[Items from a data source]

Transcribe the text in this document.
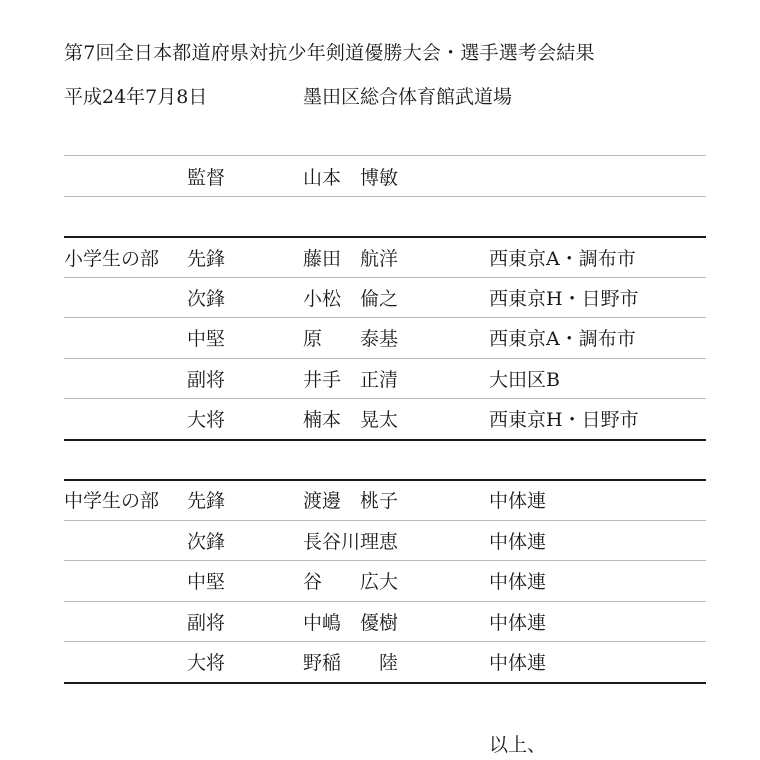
第7回全日本都道府県対抗少年剣道優勝大会・選手選考会結果
平成24年7月8日	墨田区総合体育館武道場
監督	山本　博敏
小学生の部 先鋒	藤田　航洋	西東京A・調布市
次鋒	小松　倫之	西東京H・日野市
中堅	原　　泰基	西東京A・調布市
副将	井手　正清	大田区B
大将	楠本　晃太	西東京H・日野市
中学生の部 先鋒	渡邊　桃子	中体連
次鋒	長谷川理恵	中体連
中堅	谷　　広大	中体連
副将	中嶋　優樹	中体連
大将	野稲　　陸	中体連
以上、
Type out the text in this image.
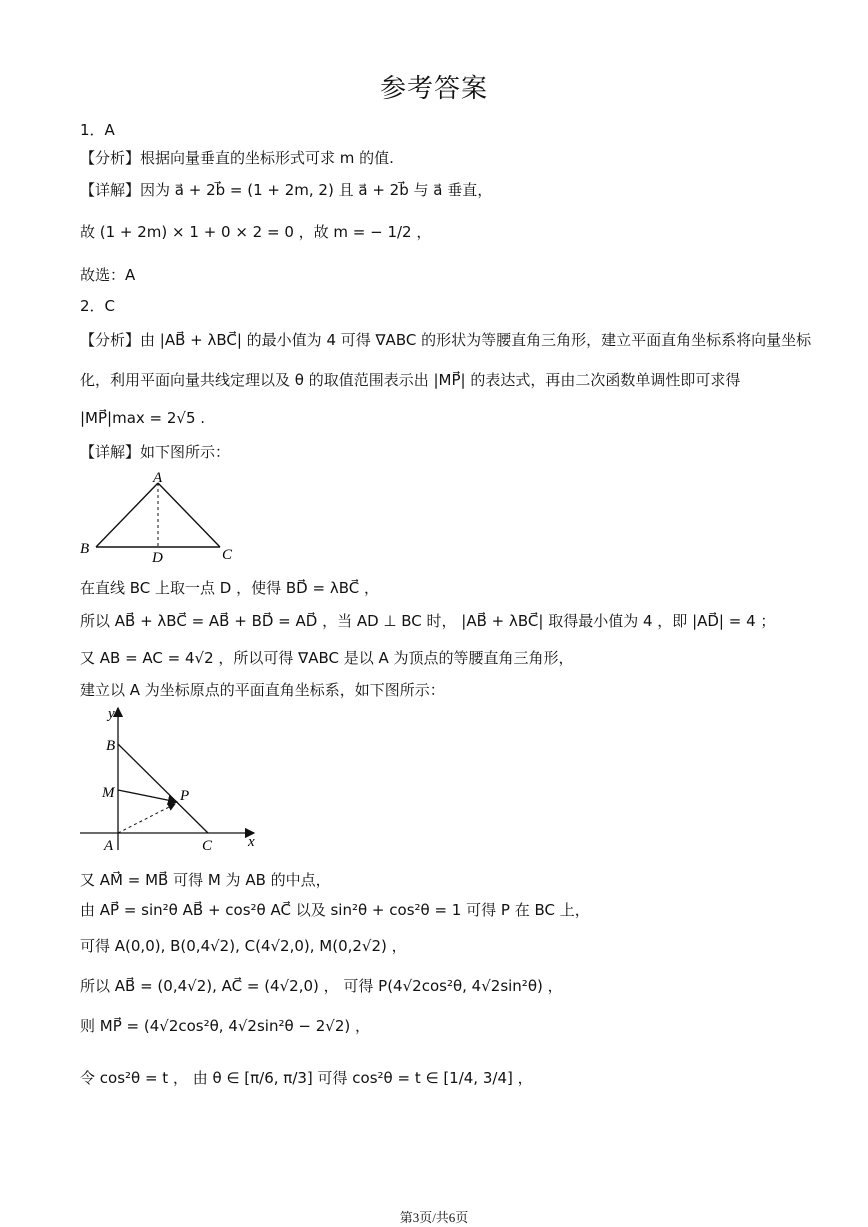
参考答案
1．A
【分析】根据向量垂直的坐标形式可求 m 的值.
【详解】因为 a⃗ + 2b⃗ = (1 + 2m, 2) 且 a⃗ + 2b⃗ 与 a⃗ 垂直，
故 (1 + 2m) × 1 + 0 × 2 = 0 ，故 m = − 1/2 ，
故选：A
2．C
【分析】由 |AB⃗ + λBC⃗| 的最小值为 4 可得 ∇ABC 的形状为等腰直角三角形，建立平面直角坐标系将向量坐标
化，利用平面向量共线定理以及 θ 的取值范围表示出 |MP⃗| 的表达式，再由二次函数单调性即可求得
|MP⃗|max = 2√5 .
【详解】如下图所示：
A
B	C
D
在直线 BC 上取一点 D ，使得 BD⃗ = λBC⃗ ，
所以 AB⃗ + λBC⃗ = AB⃗ + BD⃗ = AD⃗ ，当 AD ⊥ BC 时， |AB⃗ + λBC⃗| 取得最小值为 4 ，即 |AD⃗| = 4 ；
又 AB = AC = 4√2 ，所以可得 ∇ABC 是以 A 为顶点的等腰直角三角形，
建立以 A 为坐标原点的平面直角坐标系，如下图所示：
y
x
B
M	P
A	C
又 AM⃗ = MB⃗ 可得 M 为 AB 的中点，
由 AP⃗ = sin²θ AB⃗ + cos²θ AC⃗ 以及 sin²θ + cos²θ = 1 可得 P 在 BC 上，
可得 A(0,0), B(0,4√2), C(4√2,0), M(0,2√2) ，
所以 AB⃗ = (0,4√2), AC⃗ = (4√2,0) ， 可得 P(4√2cos²θ, 4√2sin²θ) ，
则 MP⃗ = (4√2cos²θ, 4√2sin²θ − 2√2) ，
令 cos²θ = t ， 由 θ ∈ [π/6, π/3] 可得 cos²θ = t ∈ [1/4, 3/4] ，
第3页/共6页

--- PROBLEM TO WORK ON ---
Write out every line above exactly as it is, leaving out the pictures.

--- REPLY TO THE EXERCISE ---
Transcribe the text in this document.
第7回全日本都道府県対抗少年剣道優勝大会・選手選考会結果
平成24年7月8日	墨田区総合体育館武道場
監督	山本　博敏
小学生の部 先鋒	藤田　航洋	西東京A・調布市
次鋒	小松　倫之	西東京H・日野市
中堅	原　　泰基	西東京A・調布市
副将	井手　正清	大田区B
大将	楠本　晃太	西東京H・日野市
中学生の部 先鋒	渡邊　桃子	中体連
次鋒	長谷川理恵	中体連
中堅	谷　　広大	中体連
副将	中嶋　優樹	中体連
大将	野稲　　陸	中体連
以上、
Type out the text in this image.
参考答案
1．A
【分析】根据向量垂直的坐标形式可求 m 的值.
【详解】因为 a⃗ + 2b⃗ = (1 + 2m, 2) 且 a⃗ + 2b⃗ 与 a⃗ 垂直，
故 (1 + 2m) × 1 + 0 × 2 = 0 ，故 m = − 1/2 ，
故选：A
2．C
【分析】由 |AB⃗ + λBC⃗| 的最小值为 4 可得 ∇ABC 的形状为等腰直角三角形，建立平面直角坐标系将向量坐标
化，利用平面向量共线定理以及 θ 的取值范围表示出 |MP⃗| 的表达式，再由二次函数单调性即可求得
|MP⃗|max = 2√5 .
【详解】如下图所示：
A
B	C
D
在直线 BC 上取一点 D ，使得 BD⃗ = λBC⃗ ，
所以 AB⃗ + λBC⃗ = AB⃗ + BD⃗ = AD⃗ ，当 AD ⊥ BC 时， |AB⃗ + λBC⃗| 取得最小值为 4 ，即 |AD⃗| = 4 ；
又 AB = AC = 4√2 ，所以可得 ∇ABC 是以 A 为顶点的等腰直角三角形，
建立以 A 为坐标原点的平面直角坐标系，如下图所示：
y
x
B
M	P
A	C
又 AM⃗ = MB⃗ 可得 M 为 AB 的中点，
由 AP⃗ = sin²θ AB⃗ + cos²θ AC⃗ 以及 sin²θ + cos²θ = 1 可得 P 在 BC 上，
可得 A(0,0), B(0,4√2), C(4√2,0), M(0,2√2) ，
所以 AB⃗ = (0,4√2), AC⃗ = (4√2,0) ， 可得 P(4√2cos²θ, 4√2sin²θ) ，
则 MP⃗ = (4√2cos²θ, 4√2sin²θ − 2√2) ，
令 cos²θ = t ， 由 θ ∈ [π/6, π/3] 可得 cos²θ = t ∈ [1/4, 3/4] ，
第3页/共6页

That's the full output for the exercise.